(Figure collection entries)
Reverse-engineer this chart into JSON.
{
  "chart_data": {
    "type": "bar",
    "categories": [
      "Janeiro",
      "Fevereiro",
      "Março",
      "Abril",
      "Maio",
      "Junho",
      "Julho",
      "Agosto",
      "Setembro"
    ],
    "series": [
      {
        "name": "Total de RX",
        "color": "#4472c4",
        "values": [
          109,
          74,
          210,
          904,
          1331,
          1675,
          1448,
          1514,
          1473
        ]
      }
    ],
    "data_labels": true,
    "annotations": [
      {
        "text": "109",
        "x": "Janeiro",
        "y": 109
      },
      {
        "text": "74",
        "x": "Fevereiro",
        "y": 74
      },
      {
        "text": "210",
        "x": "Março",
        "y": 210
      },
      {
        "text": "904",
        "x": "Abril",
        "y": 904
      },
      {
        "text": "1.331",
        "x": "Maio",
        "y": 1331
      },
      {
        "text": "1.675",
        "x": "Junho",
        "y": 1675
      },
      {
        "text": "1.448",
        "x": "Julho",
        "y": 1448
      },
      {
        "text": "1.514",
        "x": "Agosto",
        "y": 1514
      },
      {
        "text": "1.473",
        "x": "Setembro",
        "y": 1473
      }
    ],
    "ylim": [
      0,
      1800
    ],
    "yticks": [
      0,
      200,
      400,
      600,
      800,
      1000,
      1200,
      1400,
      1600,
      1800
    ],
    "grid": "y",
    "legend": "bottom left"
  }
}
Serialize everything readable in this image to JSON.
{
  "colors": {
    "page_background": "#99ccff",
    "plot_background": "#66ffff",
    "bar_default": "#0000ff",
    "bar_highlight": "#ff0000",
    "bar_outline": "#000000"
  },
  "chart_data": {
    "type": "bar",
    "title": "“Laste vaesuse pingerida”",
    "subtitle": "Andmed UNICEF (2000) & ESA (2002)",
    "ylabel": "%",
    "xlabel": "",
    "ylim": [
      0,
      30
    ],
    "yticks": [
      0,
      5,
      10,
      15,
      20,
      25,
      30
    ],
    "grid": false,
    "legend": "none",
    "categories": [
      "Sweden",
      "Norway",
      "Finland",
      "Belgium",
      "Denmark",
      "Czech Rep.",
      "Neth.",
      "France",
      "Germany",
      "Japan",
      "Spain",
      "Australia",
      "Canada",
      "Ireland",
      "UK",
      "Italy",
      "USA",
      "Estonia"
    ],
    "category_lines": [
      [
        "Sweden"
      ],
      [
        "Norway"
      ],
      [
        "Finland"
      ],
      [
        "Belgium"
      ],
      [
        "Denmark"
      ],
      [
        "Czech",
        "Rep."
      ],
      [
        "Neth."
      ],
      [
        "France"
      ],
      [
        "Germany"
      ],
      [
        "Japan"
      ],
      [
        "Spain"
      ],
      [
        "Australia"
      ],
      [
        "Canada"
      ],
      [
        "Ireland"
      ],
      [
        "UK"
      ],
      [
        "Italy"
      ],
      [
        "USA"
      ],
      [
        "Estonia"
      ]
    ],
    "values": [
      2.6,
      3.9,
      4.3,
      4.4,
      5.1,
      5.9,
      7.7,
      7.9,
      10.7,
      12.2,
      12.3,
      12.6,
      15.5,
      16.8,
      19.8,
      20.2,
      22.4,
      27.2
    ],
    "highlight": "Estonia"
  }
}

_EXERCISE DESCRIPTION:_
Produce an exact copy of the whole listing.

_ANSWER BELOW:_
Reverse-engineer this chart into JSON.
{
  "chart_data": {
    "type": "bar",
    "categories": [
      "Janeiro",
      "Fevereiro",
      "Março",
      "Abril",
      "Maio",
      "Junho",
      "Julho",
      "Agosto",
      "Setembro"
    ],
    "series": [
      {
        "name": "Total de RX",
        "color": "#4472c4",
        "values": [
          109,
          74,
          210,
          904,
          1331,
          1675,
          1448,
          1514,
          1473
        ]
      }
    ],
    "data_labels": true,
    "annotations": [
      {
        "text": "109",
        "x": "Janeiro",
        "y": 109
      },
      {
        "text": "74",
        "x": "Fevereiro",
        "y": 74
      },
      {
        "text": "210",
        "x": "Março",
        "y": 210
      },
      {
        "text": "904",
        "x": "Abril",
        "y": 904
      },
      {
        "text": "1.331",
        "x": "Maio",
        "y": 1331
      },
      {
        "text": "1.675",
        "x": "Junho",
        "y": 1675
      },
      {
        "text": "1.448",
        "x": "Julho",
        "y": 1448
      },
      {
        "text": "1.514",
        "x": "Agosto",
        "y": 1514
      },
      {
        "text": "1.473",
        "x": "Setembro",
        "y": 1473
      }
    ],
    "ylim": [
      0,
      1800
    ],
    "yticks": [
      0,
      200,
      400,
      600,
      800,
      1000,
      1200,
      1400,
      1600,
      1800
    ],
    "grid": "y",
    "legend": "bottom left"
  }
}
Serialize everything readable in this image to JSON.
{
  "colors": {
    "page_background": "#99ccff",
    "plot_background": "#66ffff",
    "bar_default": "#0000ff",
    "bar_highlight": "#ff0000",
    "bar_outline": "#000000"
  },
  "chart_data": {
    "type": "bar",
    "title": "“Laste vaesuse pingerida”",
    "subtitle": "Andmed UNICEF (2000) & ESA (2002)",
    "ylabel": "%",
    "xlabel": "",
    "ylim": [
      0,
      30
    ],
    "yticks": [
      0,
      5,
      10,
      15,
      20,
      25,
      30
    ],
    "grid": false,
    "legend": "none",
    "categories": [
      "Sweden",
      "Norway",
      "Finland",
      "Belgium",
      "Denmark",
      "Czech Rep.",
      "Neth.",
      "France",
      "Germany",
      "Japan",
      "Spain",
      "Australia",
      "Canada",
      "Ireland",
      "UK",
      "Italy",
      "USA",
      "Estonia"
    ],
    "category_lines": [
      [
        "Sweden"
      ],
      [
        "Norway"
      ],
      [
        "Finland"
      ],
      [
        "Belgium"
      ],
      [
        "Denmark"
      ],
      [
        "Czech",
        "Rep."
      ],
      [
        "Neth."
      ],
      [
        "France"
      ],
      [
        "Germany"
      ],
      [
        "Japan"
      ],
      [
        "Spain"
      ],
      [
        "Australia"
      ],
      [
        "Canada"
      ],
      [
        "Ireland"
      ],
      [
        "UK"
      ],
      [
        "Italy"
      ],
      [
        "USA"
      ],
      [
        "Estonia"
      ]
    ],
    "values": [
      2.6,
      3.9,
      4.3,
      4.4,
      5.1,
      5.9,
      7.7,
      7.9,
      10.7,
      12.2,
      12.3,
      12.6,
      15.5,
      16.8,
      19.8,
      20.2,
      22.4,
      27.2
    ],
    "highlight": "Estonia"
  }
}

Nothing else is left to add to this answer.